- _Given problem 1_:
In the birthday post below, list every sentence that begins with the word "That".

------------------------------------------------

I remember thinking when Mazy was just a few months old, how one day we would be celebrating her first birthday. That day has finally come.I have to say that I am not emotional in the sense of wishing the past year went by slower because actually, I feel we’ve been able to enjoy it all, but just emotional in the sense that I love Mazy so much and am thankful we had her in our life this past year. I am just overwhelmed with thankfulness.
I will never forget the day she was born. It’s a memory that is so beautifully etched in my mind. The little details, seeing her for the first time, holding our very own little girl. Of course she isn’t as “little” anymore, but boy is she “our girl.” If only she knew the depth of love we have for her. Dan is soon to be going on a New York City mission trip and it was 2 years ago when Dan went last, that someone told him that he had a vision of hope for us. He shared that vision with Dan, and Dan was succumbed to tears. How were we supposed to have hope after losing two children? Not more than a month later, we were given that promise of hope. The ability to have a child. And now two years later, here we are with Mazy Grace in our arms.
That is hope.
That is miracle.
One thing I have wanted to do since she was born was not only blog about her, well ALL the time, but also write a letter to Mazy every year for her birthday. I found it actually to be quite hard to sum up a year in one little (well maybe not so little) letter, but I hope that she finds joy in reading them all one day.
Sweet Mazy Grace, Happy 1st Birthday. We praise God for you everyday and may this letter be a reminder of just how much we love you.

------------------------------------------------

- _Given problem 2_:
Write out the rows below, starting at the line that contains "texture-streak [70, 20, 71, 301]" and ending at the line that contains "texture-streak [406, 20, 407, 301]".

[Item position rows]
------------------------------------------------

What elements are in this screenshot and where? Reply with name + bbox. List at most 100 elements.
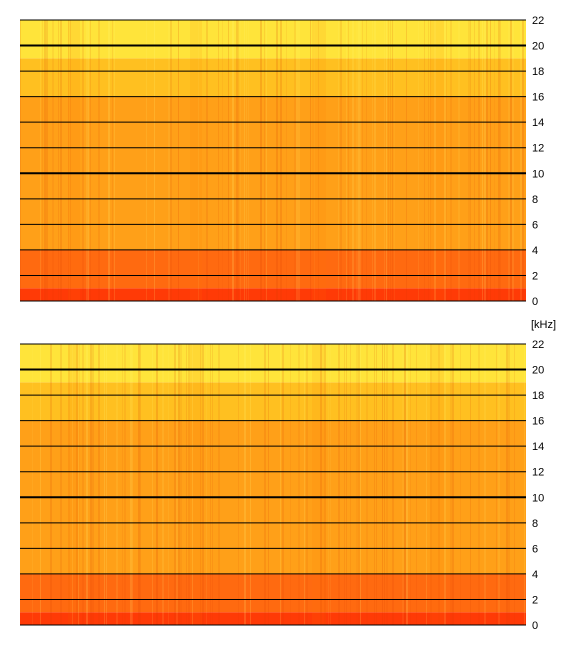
texture-streak [70, 20, 71, 301]
texture-column [190, 20, 202, 301]
texture-streak [88, 20, 89, 301]
texture-streak [124, 344, 126, 625]
texture-streak [42, 20, 43, 301]
texture-streak [426, 344, 427, 625]
texture-streak [318, 20, 319, 301]
y-tick-label-18: 18 [532, 66, 544, 78]
texture-streak [498, 20, 500, 301]
texture-streak [384, 20, 385, 301]
texture-streak [98, 344, 100, 625]
texture-streak [384, 344, 385, 625]
texture-streak [116, 344, 118, 625]
y-tick-label-16: 16 [532, 416, 544, 428]
frequency-band-0 [20, 288, 526, 301]
frequency-band-4 [20, 344, 526, 383]
texture-streak [430, 344, 432, 625]
texture-streak [490, 20, 491, 301]
texture-streak [310, 20, 311, 301]
y-tick-label-14: 14 [532, 441, 544, 453]
texture-streak [244, 20, 245, 301]
texture-streak [306, 344, 308, 625]
texture-streak [438, 344, 440, 625]
frequency-band-1 [20, 249, 526, 289]
texture-streak [344, 344, 345, 625]
texture-streak [484, 20, 486, 301]
texture-streak [406, 20, 407, 301]
texture-streak [508, 344, 510, 625]
texture-column [430, 20, 444, 301]
texture-streak [366, 20, 367, 301]
texture-streak [90, 20, 91, 301]
texture-streak [386, 344, 388, 625]
texture-streak [346, 344, 347, 625]
texture-streak [218, 344, 220, 625]
texture-streak [228, 20, 229, 301]
texture-streak [168, 20, 170, 301]
y-tick-label-16: 16 [532, 92, 544, 104]
texture-streak [76, 344, 78, 625]
texture-streak [40, 20, 41, 301]
texture-streak [264, 20, 265, 301]
frequency-band-3 [20, 382, 526, 421]
texture-streak [200, 344, 201, 625]
texture-streak [86, 344, 88, 625]
texture-streak [376, 344, 377, 625]
texture-streak [68, 344, 70, 625]
texture-streak [268, 344, 269, 625]
texture-streak [212, 344, 213, 625]
texture-streak [32, 344, 33, 625]
texture-streak [180, 344, 182, 625]
y-tick-label-18: 18 [532, 390, 544, 402]
texture-streak [508, 20, 510, 301]
texture-streak [406, 344, 408, 625]
y-tick-label-6: 6 [532, 219, 538, 231]
texture-streak [58, 20, 59, 301]
texture-streak [520, 20, 522, 301]
texture-streak [350, 344, 351, 625]
texture-streak [90, 344, 92, 625]
texture-streak [428, 20, 429, 301]
texture-streak [294, 20, 296, 301]
frequency-band-3 [20, 58, 526, 97]
texture-streak [338, 20, 339, 301]
texture-streak [178, 20, 179, 301]
texture-streak [356, 20, 358, 301]
texture-streak [290, 344, 291, 625]
texture-streak [358, 20, 360, 301]
texture-streak [154, 20, 155, 301]
y-tick-label-4: 4 [532, 245, 538, 257]
y-tick-label-22: 22 [532, 15, 544, 27]
texture-streak [246, 20, 247, 301]
texture-streak [298, 344, 300, 625]
texture-streak [304, 344, 305, 625]
texture-streak [402, 344, 404, 625]
texture-streak [192, 344, 193, 625]
texture-streak [506, 344, 508, 625]
texture-streak [206, 20, 208, 301]
texture-streak [222, 20, 223, 301]
texture-streak [382, 344, 383, 625]
texture-streak [174, 344, 176, 625]
texture-streak [250, 344, 251, 625]
texture-streak [236, 20, 238, 301]
texture-streak [496, 344, 497, 625]
texture-streak [390, 20, 391, 301]
y-tick-label-2: 2 [532, 270, 538, 282]
texture-streak [366, 344, 368, 625]
texture-streak [82, 344, 84, 625]
texture-streak [68, 20, 69, 301]
texture-streak [360, 20, 361, 301]
texture-streak [514, 344, 515, 625]
texture-column [68, 344, 80, 625]
y-tick-label-4: 4 [532, 569, 538, 581]
texture-streak [500, 20, 501, 301]
texture-streak [352, 20, 354, 301]
frequency-band-1 [20, 573, 526, 613]
texture-streak [112, 20, 113, 301]
texture-streak [130, 344, 132, 625]
texture-streak [178, 344, 180, 625]
texture-streak [238, 20, 239, 301]
texture-streak [374, 344, 375, 625]
y-tick-label-0: 0 [532, 620, 538, 632]
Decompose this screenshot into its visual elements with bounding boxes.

------------------------------------------------

- _Task output 1_:
That day has finally come.
That is hope.
That is miracle.

- _Task output 2_:
texture-streak [70, 20, 71, 301]
texture-column [190, 20, 202, 301]
texture-streak [88, 20, 89, 301]
texture-streak [124, 344, 126, 625]
texture-streak [42, 20, 43, 301]
texture-streak [426, 344, 427, 625]
texture-streak [318, 20, 319, 301]
y-tick-label-18: 18 [532, 66, 544, 78]
texture-streak [498, 20, 500, 301]
texture-streak [384, 20, 385, 301]
texture-streak [98, 344, 100, 625]
texture-streak [384, 344, 385, 625]
texture-streak [116, 344, 118, 625]
y-tick-label-16: 16 [532, 416, 544, 428]
frequency-band-0 [20, 288, 526, 301]
frequency-band-4 [20, 344, 526, 383]
texture-streak [430, 344, 432, 625]
texture-streak [490, 20, 491, 301]
texture-streak [310, 20, 311, 301]
y-tick-label-14: 14 [532, 441, 544, 453]
texture-streak [244, 20, 245, 301]
texture-streak [306, 344, 308, 625]
texture-streak [438, 344, 440, 625]
frequency-band-1 [20, 249, 526, 289]
texture-streak [344, 344, 345, 625]
texture-streak [484, 20, 486, 301]
texture-streak [406, 20, 407, 301]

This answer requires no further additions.